**WHAT IS REQUIRED:** Please report every line from the material that contains the word "ответственностью".

**Dataset rows:**

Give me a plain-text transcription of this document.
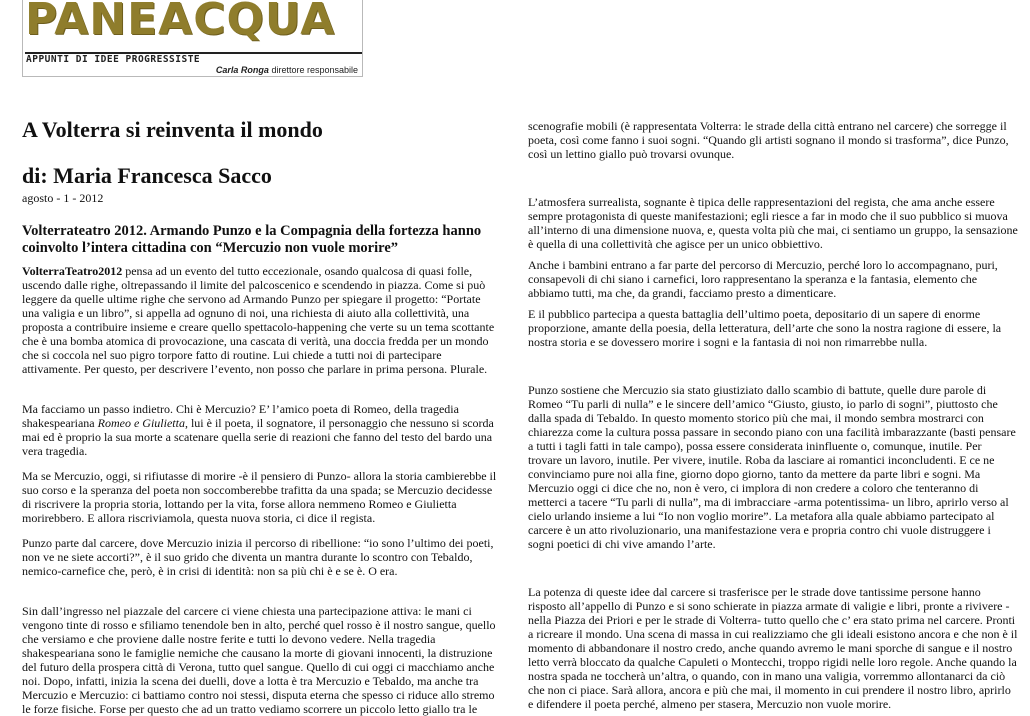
PANEACQUA
APPUNTI DI IDEE PROGRESSISTE
Carla Ronga direttore responsabile
A Volterra si reinventa il mondo
di: Maria Francesca Sacco
agosto - 1 - 2012
Volterrateatro 2012. Armando Punzo e la Compagnia della fortezza hanno coinvolto l’intera cittadina con “Mercuzio non vuole morire”

VolterraTeatro2012 pensa ad un evento del tutto eccezionale, osando qualcosa di quasi folle, uscendo dalle righe, oltrepassando il limite del palcoscenico e scendendo in piazza. Come si può leggere da quelle ultime righe che servono ad Armando Punzo per spiegare il progetto: “Portate una valigia e un libro”, si appella ad ognuno di noi, una richiesta di aiuto alla collettività, una proposta a contribuire insieme e creare quello spettacolo-happening che verte su un tema scottante che è una bomba atomica di provocazione, una cascata di verità, una doccia fredda per un mondo che si coccola nel suo pigro torpore fatto di routine. Lui chiede a tutti noi di partecipare attivamente. Per questo, per descrivere l’evento, non posso che parlare in prima persona. Plurale.

Ma facciamo un passo indietro. Chi è Mercuzio? E’ l’amico poeta di Romeo, della tragedia shakespeariana Romeo e Giulietta, lui è il poeta, il sognatore, il personaggio che nessuno si scorda mai ed è proprio la sua morte a scatenare quella serie di reazioni che fanno del testo del bardo una vera tragedia.

Ma se Mercuzio, oggi, si rifiutasse di morire -è il pensiero di Punzo- allora la storia cambierebbe il suo corso e la speranza del poeta non soccomberebbe trafitta da una spada; se Mercuzio decidesse di riscrivere la propria storia, lottando per la vita, forse allora nemmeno Romeo e Giulietta morirebbero. E allora riscriviamola, questa nuova storia, ci dice il regista.

Punzo parte dal carcere, dove Mercuzio inizia il percorso di ribellione: “io sono l’ultimo dei poeti, non ve ne siete accorti?”, è il suo grido che diventa un mantra durante lo scontro con Tebaldo, nemico-carnefice che, però, è in crisi di identità: non sa più chi è e se è. O era.

Sin dall’ingresso nel piazzale del carcere ci viene chiesta una partecipazione attiva: le mani ci vengono tinte di rosso e sfiliamo tenendole ben in alto, perché quel rosso è il nostro sangue, quello che versiamo e che proviene dalle nostre ferite e tutti lo devono vedere. Nella tragedia shakespeariana sono le famiglie nemiche che causano la morte di giovani innocenti, la distruzione del futuro della prospera città di Verona, tutto quel sangue. Quello di cui oggi ci macchiamo anche noi. Dopo, infatti, inizia la scena dei duelli, dove a lotta è tra Mercuzio e Tebaldo, ma anche tra Mercuzio e Mercuzio: ci battiamo contro noi stessi, disputa eterna che spesso ci riduce allo stremo le forze fisiche. Forse per questo che ad un tratto vediamo scorrere un piccolo letto giallo tra le

scenografie mobili (è rappresentata Volterra: le strade della città entrano nel carcere) che sorregge il poeta, così come fanno i suoi sogni. “Quando gli artisti sognano il mondo si trasforma”, dice Punzo, così un lettino giallo può trovarsi ovunque.

L’atmosfera surrealista, sognante è tipica delle rappresentazioni del regista, che ama anche essere sempre protagonista di queste manifestazioni; egli riesce a far in modo che il suo pubblico si muova all’interno di una dimensione nuova, e, questa volta più che mai, ci sentiamo un gruppo, la sensazione è quella di una collettività che agisce per un unico obbiettivo.

Anche i bambini entrano a far parte del percorso di Mercuzio, perché loro lo accompagnano, puri, consapevoli di chi siano i carnefici, loro rappresentano la speranza e la fantasia, elemento che abbiamo tutti, ma che, da grandi, facciamo presto a dimenticare.

E il pubblico partecipa a questa battaglia dell’ultimo poeta, depositario di un sapere di enorme proporzione, amante della poesia, della letteratura, dell’arte che sono la nostra ragione di essere, la nostra storia e se dovessero morire i sogni e la fantasia di noi non rimarrebbe nulla.

Punzo sostiene che Mercuzio sia stato giustiziato dallo scambio di battute, quelle dure parole di Romeo “Tu parli di nulla” e le sincere dell’amico “Giusto, giusto, io parlo di sogni”, piuttosto che dalla spada di Tebaldo. In questo momento storico più che mai, il mondo sembra mostrarci con chiarezza come la cultura possa passare in secondo piano con una facilità imbarazzante (basti pensare a tutti i tagli fatti in tale campo), possa essere considerata ininfluente o, comunque, inutile. Per trovare un lavoro, inutile. Per vivere, inutile. Roba da lasciare ai romantici inconcludenti. E ce ne convinciamo pure noi alla fine, giorno dopo giorno, tanto da mettere da parte libri e sogni. Ma Mercuzio oggi ci dice che no, non è vero, ci implora di non credere a coloro che tenteranno di metterci a tacere “Tu parli di nulla”, ma di imbracciare -arma potentissima- un libro, aprirlo verso al cielo urlando insieme a lui “Io non voglio morire”. La metafora alla quale abbiamo partecipato al carcere è un atto rivoluzionario, una manifestazione vera e propria contro chi vuole distruggere i sogni poetici di chi vive amando l’arte.

La potenza di queste idee dal carcere si trasferisce per le strade dove tantissime persone hanno risposto all’appello di Punzo e si sono schierate in piazza armate di valigie e libri, pronte a rivivere -nella Piazza dei Priori e per le strade di Volterra- tutto quello che c’ era stato prima nel carcere. Pronti a ricreare il mondo. Una scena di massa in cui realizziamo che gli ideali esistono ancora e che non è il momento di abbandonare il nostro credo, anche quando avremo le mani sporche di sangue e il nostro letto verrà bloccato da qualche Capuleti o Montecchi, troppo rigidi nelle loro regole. Anche quando la nostra spada ne toccherà un’altra, o quando, con in mano una valigia, vorremmo allontanarci da ciò che non ci piace. Sarà allora, ancora e più che mai, il momento in cui prendere il nostro libro, aprirlo e difendere il poeta perché, almeno per stasera, Mercuzio non vuole morire.
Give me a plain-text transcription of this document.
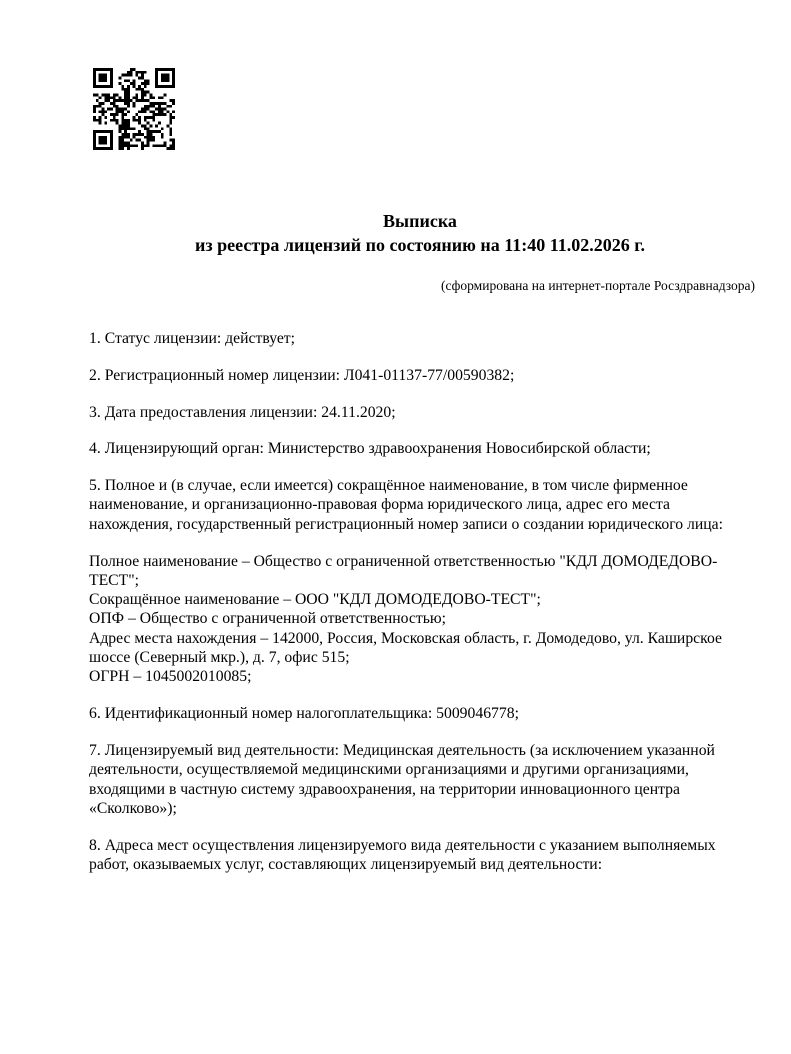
Выписка
из реестра лицензий по состоянию на 11:40 11.02.2026 г.
(сформирована на интернет-портале Росздравнадзора)

1. Статус лицензии: действует;

2. Регистрационный номер лицензии: Л041-01137-77/00590382;

3. Дата предоставления лицензии: 24.11.2020;

4. Лицензирующий орган: Министерство здравоохранения Новосибирской области;

5. Полное и (в случае, если имеется) сокращённое наименование, в том числе фирменное наименование, и организационно-правовая форма юридического лица, адрес его места нахождения, государственный регистрационный номер записи о создании юридического лица:

Полное наименование – Общество с ограниченной ответственностью "КДЛ ДОМОДЕДОВО-ТЕСТ";
Сокращённое наименование – ООО "КДЛ ДОМОДЕДОВО-ТЕСТ";
ОПФ – Общество с ограниченной ответственностью;
Адрес места нахождения – 142000, Россия, Московская область, г. Домодедово, ул. Каширское шоссе (Северный мкр.), д. 7, офис 515;
ОГРН – 1045002010085;

6. Идентификационный номер налогоплательщика: 5009046778;

7. Лицензируемый вид деятельности: Медицинская деятельность (за исключением указанной деятельности, осуществляемой медицинскими организациями и другими организациями, входящими в частную систему здравоохранения, на территории инновационного центра «Сколково»);

8. Адреса мест осуществления лицензируемого вида деятельности с указанием выполняемых работ, оказываемых услуг, составляющих лицензируемый вид деятельности:
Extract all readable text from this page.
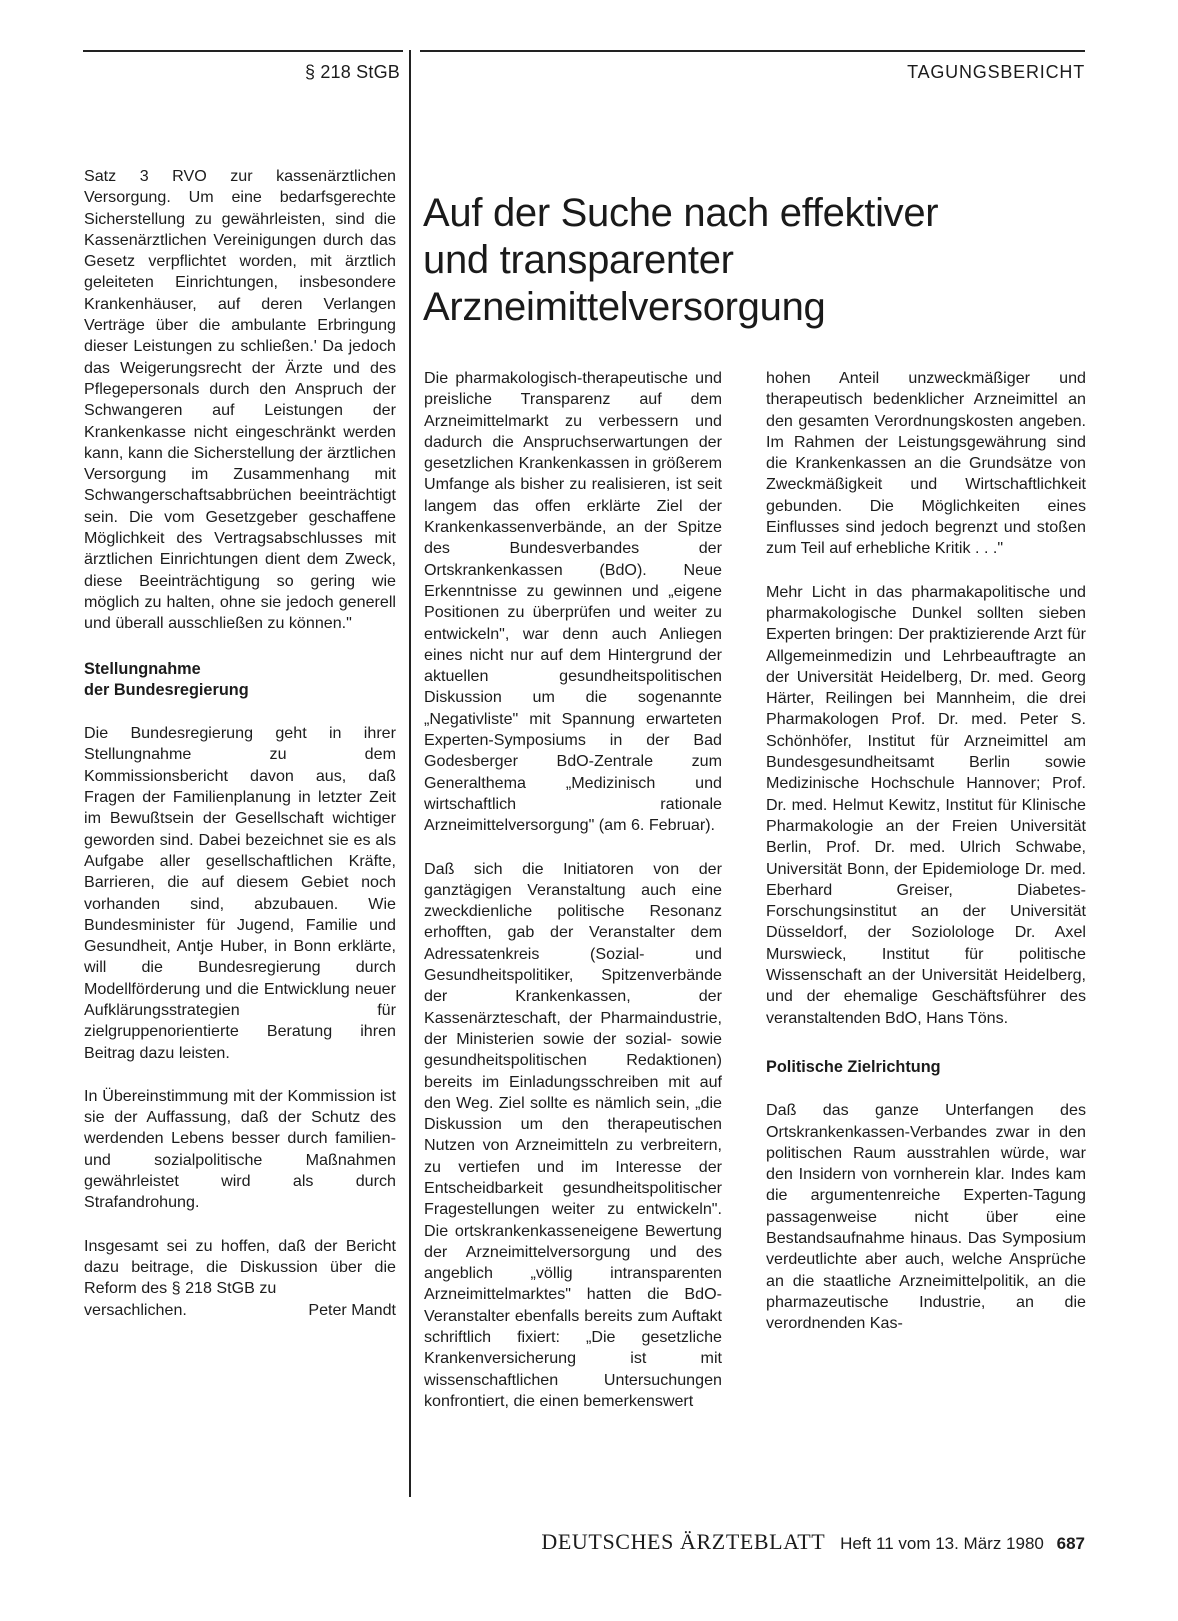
§ 218 StGB	TAGUNGSBERICHT

Satz 3 RVO zur kassenärztlichen Versorgung. Um eine bedarfsgerechte Sicherstellung zu gewährleisten, sind die Kassenärztlichen Vereinigungen durch das Gesetz verpflichtet worden, mit ärztlich geleiteten Einrichtungen, insbesondere Krankenhäuser, auf deren Verlangen Verträge über die ambulante Erbringung dieser Leistungen zu schließen.' Da jedoch das Weigerungsrecht der Ärzte und des Pflegepersonals durch den Anspruch der Schwangeren auf Leistungen der Krankenkasse nicht eingeschränkt werden kann, kann die Sicherstellung der ärztlichen Versorgung im Zusammenhang mit Schwangerschaftsabbrüchen beeinträchtigt sein. Die vom Gesetzgeber geschaffene Möglichkeit des Vertragsabschlusses mit ärztlichen Einrichtungen dient dem Zweck, diese Beeinträchtigung so gering wie möglich zu halten, ohne sie jedoch generell und überall ausschließen zu können."

Stellungnahme
der Bundesregierung

Die Bundesregierung geht in ihrer Stellungnahme zu dem Kommissionsbericht davon aus, daß Fragen der Familienplanung in letzter Zeit im Bewußtsein der Gesellschaft wichtiger geworden sind. Dabei bezeichnet sie es als Aufgabe aller gesellschaftlichen Kräfte, Barrieren, die auf diesem Gebiet noch vorhanden sind, abzubauen. Wie Bundesminister für Jugend, Familie und Gesundheit, Antje Huber, in Bonn erklärte, will die Bundesregierung durch Modellförderung und die Entwicklung neuer Aufklärungsstrategien für zielgruppenorientierte Beratung ihren Beitrag dazu leisten.

In Übereinstimmung mit der Kommission ist sie der Auffassung, daß der Schutz des werdenden Lebens besser durch familien- und sozialpolitische Maßnahmen gewährleistet wird als durch Strafandrohung.

Insgesamt sei zu hoffen, daß der Bericht dazu beitrage, die Diskussion über die Reform des § 218 StGB zu

versachlichen.	Peter Mandt

Auf der Suche nach effektiver
und transparenter
Arzneimittelversorgung

Die pharmakologisch-therapeutische und preisliche Transparenz auf dem Arzneimittelmarkt zu verbessern und dadurch die Anspruchserwartungen der gesetzlichen Krankenkassen in größerem Umfange als bisher zu realisieren, ist seit langem das offen erklärte Ziel der Krankenkassenverbände, an der Spitze des Bundesverbandes der Ortskrankenkassen (BdO). Neue Erkenntnisse zu gewinnen und „eigene Positionen zu überprüfen und weiter zu entwickeln", war denn auch Anliegen eines nicht nur auf dem Hintergrund der aktuellen gesundheitspolitischen Diskussion um die sogenannte „Negativliste" mit Spannung erwarteten Experten-Symposiums in der Bad Godesberger BdO-Zentrale zum Generalthema „Medizinisch und wirtschaftlich rationale Arzneimittelversorgung" (am 6. Februar).

Daß sich die Initiatoren von der ganztägigen Veranstaltung auch eine zweckdienliche politische Resonanz erhofften, gab der Veranstalter dem Adressatenkreis (Sozial- und Gesundheitspolitiker, Spitzenverbände der Krankenkassen, der Kassenärzteschaft, der Pharmaindustrie, der Ministerien sowie der sozial- sowie gesundheitspolitischen Redaktionen) bereits im Einladungsschreiben mit auf den Weg. Ziel sollte es nämlich sein, „die Diskussion um den therapeutischen Nutzen von Arzneimitteln zu verbreitern, zu vertiefen und im Interesse der Entscheidbarkeit gesundheitspolitischer Fragestellungen weiter zu entwickeln". Die ortskrankenkasseneigene Bewertung der Arzneimittelversorgung und des angeblich „völlig intransparenten Arzneimittelmarktes" hatten die BdO-Veranstalter ebenfalls bereits zum Auftakt schriftlich fixiert: „Die gesetzliche Krankenversicherung ist mit wissenschaftlichen Untersuchungen konfrontiert, die einen bemerkenswert

hohen Anteil unzweckmäßiger und therapeutisch bedenklicher Arzneimittel an den gesamten Verordnungskosten angeben. Im Rahmen der Leistungsgewährung sind die Krankenkassen an die Grundsätze von Zweckmäßigkeit und Wirtschaftlichkeit gebunden. Die Möglichkeiten eines Einflusses sind jedoch begrenzt und stoßen zum Teil auf erhebliche Kritik . . ."

Mehr Licht in das pharmakapolitische und pharmakologische Dunkel sollten sieben Experten bringen: Der praktizierende Arzt für Allgemeinmedizin und Lehrbeauftragte an der Universität Heidelberg, Dr. med. Georg Härter, Reilingen bei Mannheim, die drei Pharmakologen Prof. Dr. med. Peter S. Schönhöfer, Institut für Arzneimittel am Bundesgesundheitsamt Berlin sowie Medizinische Hochschule Hannover; Prof. Dr. med. Helmut Kewitz, Institut für Klinische Pharmakologie an der Freien Universität Berlin, Prof. Dr. med. Ulrich Schwabe, Universität Bonn, der Epidemiologe Dr. med. Eberhard Greiser, Diabetes-Forschungsinstitut an der Universität Düsseldorf, der Soziolologe Dr. Axel Murswieck, Institut für politische Wissenschaft an der Universität Heidelberg, und der ehemalige Geschäftsführer des veranstaltenden BdO, Hans Töns.

Politische Zielrichtung

Daß das ganze Unterfangen des Ortskrankenkassen-Verbandes zwar in den politischen Raum ausstrahlen würde, war den Insidern von vornherein klar. Indes kam die argumentenreiche Experten-Tagung passagenweise nicht über eine Bestandsaufnahme hinaus. Das Symposium verdeutlichte aber auch, welche Ansprüche an die staatliche Arzneimittelpolitik, an die pharmazeutische Industrie, an die verordnenden Kas-

DEUTSCHES ÄRZTEBLATT Heft 11 vom 13. März 1980 687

**EXERCISE SOLUTION:**
Полное наименование – Общество с ограниченной ответственностью "КДЛ ДОМОДЕДОВО-ТЕСТ";
ОПФ – Общество с ограниченной ответственностью;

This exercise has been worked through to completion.